Your task
Copy every line of the data exactly, leaving nothing out.

Available data

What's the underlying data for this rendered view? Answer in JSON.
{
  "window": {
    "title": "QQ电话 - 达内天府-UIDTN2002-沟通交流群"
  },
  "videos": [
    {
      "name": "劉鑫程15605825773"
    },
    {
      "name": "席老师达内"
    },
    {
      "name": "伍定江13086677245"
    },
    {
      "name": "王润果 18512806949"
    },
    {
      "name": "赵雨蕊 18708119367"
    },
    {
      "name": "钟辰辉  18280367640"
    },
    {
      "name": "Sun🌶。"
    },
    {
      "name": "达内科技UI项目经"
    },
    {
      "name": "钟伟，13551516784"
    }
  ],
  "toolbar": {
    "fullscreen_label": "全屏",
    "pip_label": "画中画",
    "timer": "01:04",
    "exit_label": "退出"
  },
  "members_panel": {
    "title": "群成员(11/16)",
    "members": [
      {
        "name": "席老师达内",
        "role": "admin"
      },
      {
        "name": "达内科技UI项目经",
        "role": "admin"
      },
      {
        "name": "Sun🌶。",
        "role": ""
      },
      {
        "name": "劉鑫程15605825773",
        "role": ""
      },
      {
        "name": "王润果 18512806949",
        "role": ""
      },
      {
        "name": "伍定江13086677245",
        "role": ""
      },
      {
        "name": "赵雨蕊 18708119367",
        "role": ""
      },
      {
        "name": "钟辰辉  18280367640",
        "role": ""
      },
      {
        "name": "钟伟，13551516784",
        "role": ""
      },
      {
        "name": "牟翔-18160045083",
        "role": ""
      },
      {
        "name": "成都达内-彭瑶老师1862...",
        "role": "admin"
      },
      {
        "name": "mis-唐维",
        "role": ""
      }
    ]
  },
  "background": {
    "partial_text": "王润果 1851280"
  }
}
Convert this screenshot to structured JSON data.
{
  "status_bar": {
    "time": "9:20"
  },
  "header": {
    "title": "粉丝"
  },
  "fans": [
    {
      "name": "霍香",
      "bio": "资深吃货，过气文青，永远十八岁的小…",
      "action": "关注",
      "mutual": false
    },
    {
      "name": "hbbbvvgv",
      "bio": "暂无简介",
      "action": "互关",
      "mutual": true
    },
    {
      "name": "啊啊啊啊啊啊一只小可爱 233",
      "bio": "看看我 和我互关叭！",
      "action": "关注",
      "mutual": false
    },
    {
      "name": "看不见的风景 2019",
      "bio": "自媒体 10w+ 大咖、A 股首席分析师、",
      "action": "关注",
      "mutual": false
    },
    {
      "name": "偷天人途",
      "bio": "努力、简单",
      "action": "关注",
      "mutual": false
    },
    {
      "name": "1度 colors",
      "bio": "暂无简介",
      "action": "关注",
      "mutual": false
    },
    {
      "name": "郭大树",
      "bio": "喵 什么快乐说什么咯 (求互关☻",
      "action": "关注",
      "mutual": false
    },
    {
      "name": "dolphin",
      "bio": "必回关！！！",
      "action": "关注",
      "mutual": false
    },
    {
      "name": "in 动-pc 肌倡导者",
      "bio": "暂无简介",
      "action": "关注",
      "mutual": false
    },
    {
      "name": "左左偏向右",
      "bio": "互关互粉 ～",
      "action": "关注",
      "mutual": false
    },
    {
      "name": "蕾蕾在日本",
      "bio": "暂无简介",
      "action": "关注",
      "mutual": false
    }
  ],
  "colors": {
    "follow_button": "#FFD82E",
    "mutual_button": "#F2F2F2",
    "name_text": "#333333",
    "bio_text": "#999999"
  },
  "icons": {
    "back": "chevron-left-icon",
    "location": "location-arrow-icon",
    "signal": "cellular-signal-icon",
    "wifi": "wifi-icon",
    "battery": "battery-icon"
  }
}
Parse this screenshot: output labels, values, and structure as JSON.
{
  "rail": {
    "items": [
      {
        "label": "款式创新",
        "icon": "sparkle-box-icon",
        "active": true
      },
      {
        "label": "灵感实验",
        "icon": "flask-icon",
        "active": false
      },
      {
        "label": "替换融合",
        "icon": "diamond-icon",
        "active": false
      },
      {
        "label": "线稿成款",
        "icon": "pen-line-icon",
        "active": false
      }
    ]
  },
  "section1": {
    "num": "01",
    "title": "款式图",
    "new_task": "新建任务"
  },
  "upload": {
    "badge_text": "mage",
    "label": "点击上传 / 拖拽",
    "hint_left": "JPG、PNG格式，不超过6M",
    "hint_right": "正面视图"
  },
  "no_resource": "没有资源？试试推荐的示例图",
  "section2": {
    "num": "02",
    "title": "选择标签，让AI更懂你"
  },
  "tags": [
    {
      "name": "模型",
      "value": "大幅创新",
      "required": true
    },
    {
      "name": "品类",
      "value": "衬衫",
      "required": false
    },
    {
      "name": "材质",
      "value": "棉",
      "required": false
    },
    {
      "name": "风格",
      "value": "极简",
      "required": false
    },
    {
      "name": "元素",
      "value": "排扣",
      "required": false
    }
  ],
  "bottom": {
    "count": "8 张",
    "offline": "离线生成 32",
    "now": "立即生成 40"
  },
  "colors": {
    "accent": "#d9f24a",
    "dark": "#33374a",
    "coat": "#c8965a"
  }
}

Exercise answer
What's the underlying data for this rendered view? Answer in JSON.
{
  "window": {
    "title": "QQ电话 - 达内天府-UIDTN2002-沟通交流群"
  },
  "videos": [
    {
      "name": "劉鑫程15605825773"
    },
    {
      "name": "席老师达内"
    },
    {
      "name": "伍定江13086677245"
    },
    {
      "name": "王润果 18512806949"
    },
    {
      "name": "赵雨蕊 18708119367"
    },
    {
      "name": "钟辰辉  18280367640"
    },
    {
      "name": "Sun🌶。"
    },
    {
      "name": "达内科技UI项目经"
    },
    {
      "name": "钟伟，13551516784"
    }
  ],
  "toolbar": {
    "fullscreen_label": "全屏",
    "pip_label": "画中画",
    "timer": "01:04",
    "exit_label": "退出"
  },
  "members_panel": {
    "title": "群成员(11/16)",
    "members": [
      {
        "name": "席老师达内",
        "role": "admin"
      },
      {
        "name": "达内科技UI项目经",
        "role": "admin"
      },
      {
        "name": "Sun🌶。",
        "role": ""
      },
      {
        "name": "劉鑫程15605825773",
        "role": ""
      },
      {
        "name": "王润果 18512806949",
        "role": ""
      },
      {
        "name": "伍定江13086677245",
        "role": ""
      },
      {
        "name": "赵雨蕊 18708119367",
        "role": ""
      },
      {
        "name": "钟辰辉  18280367640",
        "role": ""
      },
      {
        "name": "钟伟，13551516784",
        "role": ""
      },
      {
        "name": "牟翔-18160045083",
        "role": ""
      },
      {
        "name": "成都达内-彭瑶老师1862...",
        "role": "admin"
      },
      {
        "name": "mis-唐维",
        "role": ""
      }
    ]
  },
  "background": {
    "partial_text": "王润果 1851280"
  }
}
Convert this screenshot to structured JSON data.
{
  "status_bar": {
    "time": "9:20"
  },
  "header": {
    "title": "粉丝"
  },
  "fans": [
    {
      "name": "霍香",
      "bio": "资深吃货，过气文青，永远十八岁的小…",
      "action": "关注",
      "mutual": false
    },
    {
      "name": "hbbbvvgv",
      "bio": "暂无简介",
      "action": "互关",
      "mutual": true
    },
    {
      "name": "啊啊啊啊啊啊一只小可爱 233",
      "bio": "看看我 和我互关叭！",
      "action": "关注",
      "mutual": false
    },
    {
      "name": "看不见的风景 2019",
      "bio": "自媒体 10w+ 大咖、A 股首席分析师、",
      "action": "关注",
      "mutual": false
    },
    {
      "name": "偷天人途",
      "bio": "努力、简单",
      "action": "关注",
      "mutual": false
    },
    {
      "name": "1度 colors",
      "bio": "暂无简介",
      "action": "关注",
      "mutual": false
    },
    {
      "name": "郭大树",
      "bio": "喵 什么快乐说什么咯 (求互关☻",
      "action": "关注",
      "mutual": false
    },
    {
      "name": "dolphin",
      "bio": "必回关！！！",
      "action": "关注",
      "mutual": false
    },
    {
      "name": "in 动-pc 肌倡导者",
      "bio": "暂无简介",
      "action": "关注",
      "mutual": false
    },
    {
      "name": "左左偏向右",
      "bio": "互关互粉 ～",
      "action": "关注",
      "mutual": false
    },
    {
      "name": "蕾蕾在日本",
      "bio": "暂无简介",
      "action": "关注",
      "mutual": false
    }
  ],
  "colors": {
    "follow_button": "#FFD82E",
    "mutual_button": "#F2F2F2",
    "name_text": "#333333",
    "bio_text": "#999999"
  },
  "icons": {
    "back": "chevron-left-icon",
    "location": "location-arrow-icon",
    "signal": "cellular-signal-icon",
    "wifi": "wifi-icon",
    "battery": "battery-icon"
  }
}
Parse this screenshot: output labels, values, and structure as JSON.
{
  "rail": {
    "items": [
      {
        "label": "款式创新",
        "icon": "sparkle-box-icon",
        "active": true
      },
      {
        "label": "灵感实验",
        "icon": "flask-icon",
        "active": false
      },
      {
        "label": "替换融合",
        "icon": "diamond-icon",
        "active": false
      },
      {
        "label": "线稿成款",
        "icon": "pen-line-icon",
        "active": false
      }
    ]
  },
  "section1": {
    "num": "01",
    "title": "款式图",
    "new_task": "新建任务"
  },
  "upload": {
    "badge_text": "mage",
    "label": "点击上传 / 拖拽",
    "hint_left": "JPG、PNG格式，不超过6M",
    "hint_right": "正面视图"
  },
  "no_resource": "没有资源？试试推荐的示例图",
  "section2": {
    "num": "02",
    "title": "选择标签，让AI更懂你"
  },
  "tags": [
    {
      "name": "模型",
      "value": "大幅创新",
      "required": true
    },
    {
      "name": "品类",
      "value": "衬衫",
      "required": false
    },
    {
      "name": "材质",
      "value": "棉",
      "required": false
    },
    {
      "name": "风格",
      "value": "极简",
      "required": false
    },
    {
      "name": "元素",
      "value": "排扣",
      "required": false
    }
  ],
  "bottom": {
    "count": "8 张",
    "offline": "离线生成 32",
    "now": "立即生成 40"
  },
  "colors": {
    "accent": "#d9f24a",
    "dark": "#33374a",
    "coat": "#c8965a"
  }
}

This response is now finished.